Stored entries
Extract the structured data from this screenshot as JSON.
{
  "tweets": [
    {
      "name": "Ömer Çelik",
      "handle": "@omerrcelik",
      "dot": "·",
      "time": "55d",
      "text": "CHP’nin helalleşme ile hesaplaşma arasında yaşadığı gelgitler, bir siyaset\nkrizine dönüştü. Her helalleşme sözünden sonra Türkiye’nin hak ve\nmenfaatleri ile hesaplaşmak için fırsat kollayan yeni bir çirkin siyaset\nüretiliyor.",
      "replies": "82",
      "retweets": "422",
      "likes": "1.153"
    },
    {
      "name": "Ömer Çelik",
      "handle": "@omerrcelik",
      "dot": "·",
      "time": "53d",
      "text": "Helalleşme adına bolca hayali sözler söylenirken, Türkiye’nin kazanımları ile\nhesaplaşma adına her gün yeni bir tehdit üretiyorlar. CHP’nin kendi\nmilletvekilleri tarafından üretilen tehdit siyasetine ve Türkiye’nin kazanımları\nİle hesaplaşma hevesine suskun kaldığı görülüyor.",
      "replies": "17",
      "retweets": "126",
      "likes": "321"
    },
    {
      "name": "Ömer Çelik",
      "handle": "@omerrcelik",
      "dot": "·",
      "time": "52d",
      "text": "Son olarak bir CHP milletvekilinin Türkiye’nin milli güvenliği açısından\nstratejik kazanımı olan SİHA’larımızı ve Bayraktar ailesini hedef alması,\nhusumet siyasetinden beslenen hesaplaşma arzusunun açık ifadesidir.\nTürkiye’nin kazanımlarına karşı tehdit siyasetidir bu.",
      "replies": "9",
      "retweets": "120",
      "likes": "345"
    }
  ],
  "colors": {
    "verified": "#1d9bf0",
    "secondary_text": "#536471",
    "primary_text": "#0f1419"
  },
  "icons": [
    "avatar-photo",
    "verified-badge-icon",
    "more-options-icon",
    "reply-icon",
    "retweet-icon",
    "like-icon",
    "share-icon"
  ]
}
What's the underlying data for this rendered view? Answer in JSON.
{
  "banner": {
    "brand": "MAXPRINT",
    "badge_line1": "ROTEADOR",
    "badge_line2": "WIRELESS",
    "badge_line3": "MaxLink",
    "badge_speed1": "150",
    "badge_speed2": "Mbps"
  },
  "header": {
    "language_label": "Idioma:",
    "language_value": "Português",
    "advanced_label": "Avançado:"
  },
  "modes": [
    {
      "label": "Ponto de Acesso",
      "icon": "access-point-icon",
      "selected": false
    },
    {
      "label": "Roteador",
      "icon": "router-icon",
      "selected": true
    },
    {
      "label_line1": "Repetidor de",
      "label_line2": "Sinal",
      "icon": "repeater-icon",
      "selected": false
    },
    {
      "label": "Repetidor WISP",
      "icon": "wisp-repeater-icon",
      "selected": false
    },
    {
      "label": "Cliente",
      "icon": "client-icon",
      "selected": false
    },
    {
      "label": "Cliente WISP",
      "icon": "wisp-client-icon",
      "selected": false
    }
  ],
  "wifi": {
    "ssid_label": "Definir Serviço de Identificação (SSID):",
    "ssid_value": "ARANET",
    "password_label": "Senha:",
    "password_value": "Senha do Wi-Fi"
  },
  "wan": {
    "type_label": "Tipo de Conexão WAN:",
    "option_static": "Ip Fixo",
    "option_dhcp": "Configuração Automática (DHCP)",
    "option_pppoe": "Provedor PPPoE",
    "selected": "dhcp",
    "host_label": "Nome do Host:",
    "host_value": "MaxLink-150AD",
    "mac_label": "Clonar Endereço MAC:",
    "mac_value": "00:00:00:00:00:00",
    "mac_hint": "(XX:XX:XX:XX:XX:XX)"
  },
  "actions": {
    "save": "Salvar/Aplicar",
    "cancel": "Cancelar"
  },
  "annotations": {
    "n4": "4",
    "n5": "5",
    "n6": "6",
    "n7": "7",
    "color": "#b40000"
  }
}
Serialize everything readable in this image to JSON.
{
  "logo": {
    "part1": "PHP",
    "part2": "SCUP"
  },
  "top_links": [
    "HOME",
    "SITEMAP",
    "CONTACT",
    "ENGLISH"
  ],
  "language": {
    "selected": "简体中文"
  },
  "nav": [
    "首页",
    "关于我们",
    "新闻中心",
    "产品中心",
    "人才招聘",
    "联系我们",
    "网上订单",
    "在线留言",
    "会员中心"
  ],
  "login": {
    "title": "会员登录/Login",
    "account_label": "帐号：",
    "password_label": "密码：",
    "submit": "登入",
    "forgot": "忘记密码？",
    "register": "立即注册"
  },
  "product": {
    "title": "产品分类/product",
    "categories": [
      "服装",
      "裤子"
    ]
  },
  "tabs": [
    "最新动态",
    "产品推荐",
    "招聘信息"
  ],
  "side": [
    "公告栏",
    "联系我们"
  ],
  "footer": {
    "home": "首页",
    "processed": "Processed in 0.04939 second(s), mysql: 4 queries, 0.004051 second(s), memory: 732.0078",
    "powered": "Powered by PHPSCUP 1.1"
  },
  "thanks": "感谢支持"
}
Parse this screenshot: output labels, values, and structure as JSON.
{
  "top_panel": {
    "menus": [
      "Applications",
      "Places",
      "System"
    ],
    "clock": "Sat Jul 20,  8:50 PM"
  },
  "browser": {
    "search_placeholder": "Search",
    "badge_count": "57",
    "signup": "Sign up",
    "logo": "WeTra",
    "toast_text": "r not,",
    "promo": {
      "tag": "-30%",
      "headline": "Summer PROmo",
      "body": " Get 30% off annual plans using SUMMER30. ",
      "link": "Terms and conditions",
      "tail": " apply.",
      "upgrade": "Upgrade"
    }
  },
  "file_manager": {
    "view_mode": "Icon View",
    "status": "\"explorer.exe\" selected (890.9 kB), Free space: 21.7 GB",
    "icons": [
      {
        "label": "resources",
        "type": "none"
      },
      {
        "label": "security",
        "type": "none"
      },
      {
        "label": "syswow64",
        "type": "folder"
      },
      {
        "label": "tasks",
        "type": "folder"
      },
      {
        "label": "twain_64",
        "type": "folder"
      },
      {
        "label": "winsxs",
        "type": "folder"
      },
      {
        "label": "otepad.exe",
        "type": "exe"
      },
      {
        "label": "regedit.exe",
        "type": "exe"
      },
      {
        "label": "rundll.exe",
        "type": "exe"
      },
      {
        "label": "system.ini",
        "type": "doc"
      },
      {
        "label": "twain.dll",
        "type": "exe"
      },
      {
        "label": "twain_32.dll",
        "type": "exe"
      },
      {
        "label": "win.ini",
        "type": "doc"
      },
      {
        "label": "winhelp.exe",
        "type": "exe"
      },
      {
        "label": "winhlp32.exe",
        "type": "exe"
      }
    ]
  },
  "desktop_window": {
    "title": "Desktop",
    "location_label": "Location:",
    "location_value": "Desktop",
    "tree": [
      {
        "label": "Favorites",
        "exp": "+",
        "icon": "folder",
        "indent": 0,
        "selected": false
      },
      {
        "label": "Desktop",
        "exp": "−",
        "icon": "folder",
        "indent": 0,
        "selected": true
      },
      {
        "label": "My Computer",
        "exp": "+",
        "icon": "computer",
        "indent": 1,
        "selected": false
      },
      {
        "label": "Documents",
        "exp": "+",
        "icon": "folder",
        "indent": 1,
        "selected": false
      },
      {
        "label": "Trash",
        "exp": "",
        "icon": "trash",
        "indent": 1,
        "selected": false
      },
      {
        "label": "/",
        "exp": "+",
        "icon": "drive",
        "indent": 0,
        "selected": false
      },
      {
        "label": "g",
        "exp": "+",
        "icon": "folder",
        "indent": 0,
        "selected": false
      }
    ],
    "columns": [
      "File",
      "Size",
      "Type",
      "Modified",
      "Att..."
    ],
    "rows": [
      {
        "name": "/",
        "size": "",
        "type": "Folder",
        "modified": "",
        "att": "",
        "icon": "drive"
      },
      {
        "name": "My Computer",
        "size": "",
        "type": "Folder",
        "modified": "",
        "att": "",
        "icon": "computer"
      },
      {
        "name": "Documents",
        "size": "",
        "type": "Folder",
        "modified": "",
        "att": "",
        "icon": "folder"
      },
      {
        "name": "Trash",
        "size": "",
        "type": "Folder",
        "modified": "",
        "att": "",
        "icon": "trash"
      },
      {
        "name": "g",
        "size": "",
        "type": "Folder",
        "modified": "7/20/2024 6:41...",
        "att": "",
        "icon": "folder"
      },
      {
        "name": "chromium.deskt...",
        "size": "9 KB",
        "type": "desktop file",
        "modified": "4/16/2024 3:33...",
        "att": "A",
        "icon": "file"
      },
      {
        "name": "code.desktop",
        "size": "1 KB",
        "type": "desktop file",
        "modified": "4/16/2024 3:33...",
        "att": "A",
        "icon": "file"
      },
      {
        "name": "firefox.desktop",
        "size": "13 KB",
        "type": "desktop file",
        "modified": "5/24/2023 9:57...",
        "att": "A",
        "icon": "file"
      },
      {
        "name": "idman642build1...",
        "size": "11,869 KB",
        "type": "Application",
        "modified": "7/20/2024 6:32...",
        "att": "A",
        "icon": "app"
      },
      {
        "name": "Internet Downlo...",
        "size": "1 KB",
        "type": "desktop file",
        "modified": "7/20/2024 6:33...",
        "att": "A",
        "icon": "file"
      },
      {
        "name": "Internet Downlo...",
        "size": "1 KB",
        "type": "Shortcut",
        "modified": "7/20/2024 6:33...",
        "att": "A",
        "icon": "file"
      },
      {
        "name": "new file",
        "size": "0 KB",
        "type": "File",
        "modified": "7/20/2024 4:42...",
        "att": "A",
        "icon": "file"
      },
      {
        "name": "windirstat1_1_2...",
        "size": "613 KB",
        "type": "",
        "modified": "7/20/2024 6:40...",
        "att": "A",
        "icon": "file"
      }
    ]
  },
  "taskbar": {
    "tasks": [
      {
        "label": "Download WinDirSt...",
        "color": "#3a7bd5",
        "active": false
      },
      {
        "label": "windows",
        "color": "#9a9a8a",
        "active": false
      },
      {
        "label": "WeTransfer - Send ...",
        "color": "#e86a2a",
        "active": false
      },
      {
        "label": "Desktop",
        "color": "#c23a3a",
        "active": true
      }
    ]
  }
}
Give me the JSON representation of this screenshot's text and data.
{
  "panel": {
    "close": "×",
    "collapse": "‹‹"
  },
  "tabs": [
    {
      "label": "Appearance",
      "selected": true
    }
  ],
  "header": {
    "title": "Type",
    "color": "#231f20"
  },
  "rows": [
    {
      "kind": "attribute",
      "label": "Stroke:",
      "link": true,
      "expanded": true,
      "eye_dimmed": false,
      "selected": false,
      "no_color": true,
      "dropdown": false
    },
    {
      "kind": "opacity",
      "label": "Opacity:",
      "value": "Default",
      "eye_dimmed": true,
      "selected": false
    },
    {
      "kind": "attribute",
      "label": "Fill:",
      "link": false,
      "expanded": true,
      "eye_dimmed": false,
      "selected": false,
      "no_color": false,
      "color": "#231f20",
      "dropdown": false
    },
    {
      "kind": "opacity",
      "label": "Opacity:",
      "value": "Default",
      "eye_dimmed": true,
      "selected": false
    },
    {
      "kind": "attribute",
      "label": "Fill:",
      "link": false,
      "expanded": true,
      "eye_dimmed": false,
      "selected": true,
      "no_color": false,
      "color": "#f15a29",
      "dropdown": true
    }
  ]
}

Exercise task: Copy out each line of the entries that holds "hesaplaşma".

Output:
      "text": "CHP’nin helalleşme ile hesaplaşma arasında yaşadığı gelgitler, bir siyaset\nkrizine dönüştü. Her helalleşme sözünden sonra Türkiye’nin hak ve\nmenfaatleri ile hesaplaşmak için fırsat kollayan yeni bir çirkin siyaset\nüretiliyor.",
      "text": "Helalleşme adına bolca hayali sözler söylenirken, Türkiye’nin kazanımları ile\nhesaplaşma adına her gün yeni bir tehdit üretiyorlar. CHP’nin kendi\nmilletvekilleri tarafından üretilen tehdit siyasetine ve Türkiye’nin kazanımları\nİle hesaplaşma hevesine suskun kaldığı görülüyor.",
      "text": "Son olarak bir CHP milletvekilinin Türkiye’nin milli güvenliği açısından\nstratejik kazanımı olan SİHA’larımızı ve Bayraktar ailesini hedef alması,\nhusumet siyasetinden beslenen hesaplaşma arzusunun açık ifadesidir.\nTürkiye’nin kazanımlarına karşı tehdit siyasetidir bu.",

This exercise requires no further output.